### MATERIAL FOR THE TASK:
====
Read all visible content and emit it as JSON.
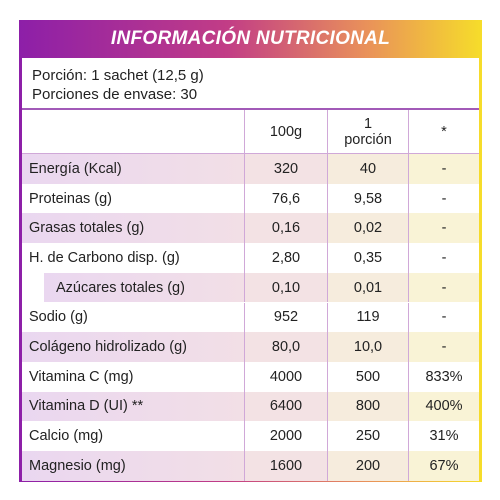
{
  "title": "INFORMACIÓN NUTRICIONAL",
  "portion_line1": "Porción: 1 sachet (12,5 g)",
  "portion_line2": "Porciones de envase: 30",
  "headers": [
    "",
    "100g",
    "1\nporción",
    "*"
  ],
  "rows": [
    [
      "Energía (Kcal)",
      "320",
      "40",
      "-"
    ],
    [
      "Proteinas (g)",
      "76,6",
      "9,58",
      "-"
    ],
    [
      "Grasas totales (g)",
      "0,16",
      "0,02",
      "-"
    ],
    [
      "H. de Carbono disp. (g)",
      "2,80",
      "0,35",
      "-"
    ],
    [
      "Azúcares totales (g)",
      "0,10",
      "0,01",
      "-"
    ],
    [
      "Sodio (g)",
      "952",
      "119",
      "-"
    ],
    [
      "Colágeno hidrolizado (g)",
      "80,0",
      "10,0",
      "-"
    ],
    [
      "Vitamina C (mg)",
      "4000",
      "500",
      "833%"
    ],
    [
      "Vitamina D (UI) **",
      "6400",
      "800",
      "400%"
    ],
    [
      "Calcio (mg)",
      "2000",
      "250",
      "31%"
    ],
    [
      "Magnesio (mg)",
      "1600",
      "200",
      "67%"
    ]
  ],
  "colors": {
    "gradient_start": "#8d1fa8",
    "gradient_end": "#f6dd2a"
  }
}
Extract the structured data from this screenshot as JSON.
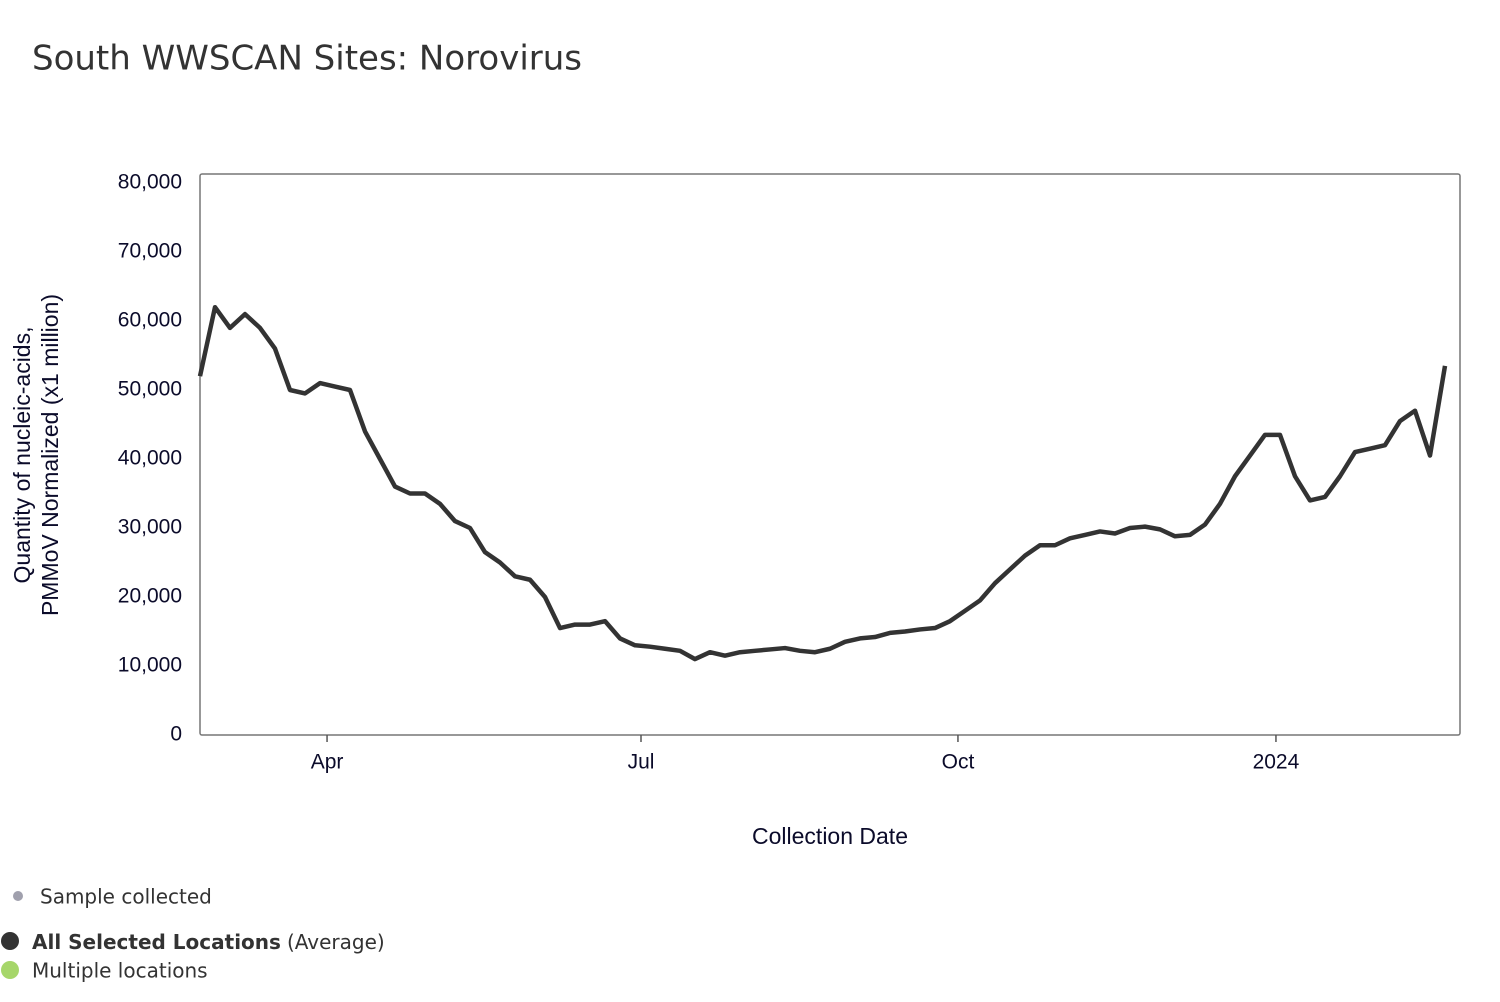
{
  "chart_data": {
    "type": "line",
    "title": "South WWSCAN Sites: Norovirus",
    "xlabel": "Collection Date",
    "ylabel": [
      "Quantity of nucleic-acids,",
      "PMMoV Normalized (x1 million)"
    ],
    "xlim": [
      0,
      84
    ],
    "xticks": [
      {
        "value": 8.47,
        "label": "Apr"
      },
      {
        "value": 29.4,
        "label": "Jul"
      },
      {
        "value": 50.53,
        "label": "Oct"
      },
      {
        "value": 71.73,
        "label": "2024"
      }
    ],
    "ylim": [
      0,
      80000
    ],
    "yticks": [
      0,
      {
        "value": 10000,
        "label": "10,000"
      },
      {
        "value": 20000,
        "label": "20,000"
      },
      {
        "value": 30000,
        "label": "30,000"
      },
      {
        "value": 40000,
        "label": "40,000"
      },
      {
        "value": 50000,
        "label": "50,000"
      },
      {
        "value": 60000,
        "label": "60,000"
      },
      {
        "value": 70000,
        "label": "70,000"
      },
      {
        "value": 80000,
        "label": "80,000"
      }
    ],
    "series": [
      {
        "name": "All Selected Locations",
        "name_suffix": "(Average)",
        "color": "#333333",
        "values": [
          52000,
          62000,
          59000,
          61000,
          59000,
          56000,
          50000,
          49500,
          51000,
          50500,
          50000,
          44000,
          40000,
          36000,
          35000,
          35000,
          33500,
          31000,
          30000,
          26500,
          25000,
          23000,
          22500,
          20000,
          15500,
          16000,
          16000,
          16500,
          14000,
          13000,
          12800,
          12500,
          12200,
          11000,
          12000,
          11500,
          12000,
          12200,
          12400,
          12600,
          12200,
          12000,
          12500,
          13500,
          14000,
          14200,
          14800,
          15000,
          15300,
          15500,
          16500,
          18000,
          19500,
          22000,
          24000,
          26000,
          27500,
          27500,
          28500,
          29000,
          29500,
          29200,
          30000,
          30200,
          29800,
          28800,
          29000,
          30500,
          33500,
          37500,
          40500,
          43500,
          43500,
          37500,
          34000,
          34500,
          37500,
          41000,
          41500,
          42000,
          45500,
          47000,
          40500,
          53500
        ]
      }
    ],
    "legend": [
      {
        "name": "Sample collected",
        "color": "#a0a0ad"
      },
      {
        "name": "Multiple locations",
        "color": "#a6d66a"
      }
    ]
  }
}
====
The reply should hold every entry above, given again exactly, but not a single picture.

### TASK SOLUTION:
Read all visible content and emit it as JSON.
{
  "title": "INFORMACIÓN NUTRICIONAL",
  "portion_line1": "Porción: 1 sachet (12,5 g)",
  "portion_line2": "Porciones de envase: 30",
  "headers": [
    "",
    "100g",
    "1\nporción",
    "*"
  ],
  "rows": [
    [
      "Energía (Kcal)",
      "320",
      "40",
      "-"
    ],
    [
      "Proteinas (g)",
      "76,6",
      "9,58",
      "-"
    ],
    [
      "Grasas totales (g)",
      "0,16",
      "0,02",
      "-"
    ],
    [
      "H. de Carbono disp. (g)",
      "2,80",
      "0,35",
      "-"
    ],
    [
      "Azúcares totales (g)",
      "0,10",
      "0,01",
      "-"
    ],
    [
      "Sodio (g)",
      "952",
      "119",
      "-"
    ],
    [
      "Colágeno hidrolizado (g)",
      "80,0",
      "10,0",
      "-"
    ],
    [
      "Vitamina C (mg)",
      "4000",
      "500",
      "833%"
    ],
    [
      "Vitamina D (UI) **",
      "6400",
      "800",
      "400%"
    ],
    [
      "Calcio (mg)",
      "2000",
      "250",
      "31%"
    ],
    [
      "Magnesio (mg)",
      "1600",
      "200",
      "67%"
    ]
  ],
  "colors": {
    "gradient_start": "#8d1fa8",
    "gradient_end": "#f6dd2a"
  }
}
Extract the structured data from this screenshot as JSON.
{
  "chart_data": {
    "type": "line",
    "title": "South WWSCAN Sites: Norovirus",
    "xlabel": "Collection Date",
    "ylabel": [
      "Quantity of nucleic-acids,",
      "PMMoV Normalized (x1 million)"
    ],
    "xlim": [
      0,
      84
    ],
    "xticks": [
      {
        "value": 8.47,
        "label": "Apr"
      },
      {
        "value": 29.4,
        "label": "Jul"
      },
      {
        "value": 50.53,
        "label": "Oct"
      },
      {
        "value": 71.73,
        "label": "2024"
      }
    ],
    "ylim": [
      0,
      80000
    ],
    "yticks": [
      0,
      {
        "value": 10000,
        "label": "10,000"
      },
      {
        "value": 20000,
        "label": "20,000"
      },
      {
        "value": 30000,
        "label": "30,000"
      },
      {
        "value": 40000,
        "label": "40,000"
      },
      {
        "value": 50000,
        "label": "50,000"
      },
      {
        "value": 60000,
        "label": "60,000"
      },
      {
        "value": 70000,
        "label": "70,000"
      },
      {
        "value": 80000,
        "label": "80,000"
      }
    ],
    "series": [
      {
        "name": "All Selected Locations",
        "name_suffix": "(Average)",
        "color": "#333333",
        "values": [
          52000,
          62000,
          59000,
          61000,
          59000,
          56000,
          50000,
          49500,
          51000,
          50500,
          50000,
          44000,
          40000,
          36000,
          35000,
          35000,
          33500,
          31000,
          30000,
          26500,
          25000,
          23000,
          22500,
          20000,
          15500,
          16000,
          16000,
          16500,
          14000,
          13000,
          12800,
          12500,
          12200,
          11000,
          12000,
          11500,
          12000,
          12200,
          12400,
          12600,
          12200,
          12000,
          12500,
          13500,
          14000,
          14200,
          14800,
          15000,
          15300,
          15500,
          16500,
          18000,
          19500,
          22000,
          24000,
          26000,
          27500,
          27500,
          28500,
          29000,
          29500,
          29200,
          30000,
          30200,
          29800,
          28800,
          29000,
          30500,
          33500,
          37500,
          40500,
          43500,
          43500,
          37500,
          34000,
          34500,
          37500,
          41000,
          41500,
          42000,
          45500,
          47000,
          40500,
          53500
        ]
      }
    ],
    "legend": [
      {
        "name": "Sample collected",
        "color": "#a0a0ad"
      },
      {
        "name": "Multiple locations",
        "color": "#a6d66a"
      }
    ]
  }
}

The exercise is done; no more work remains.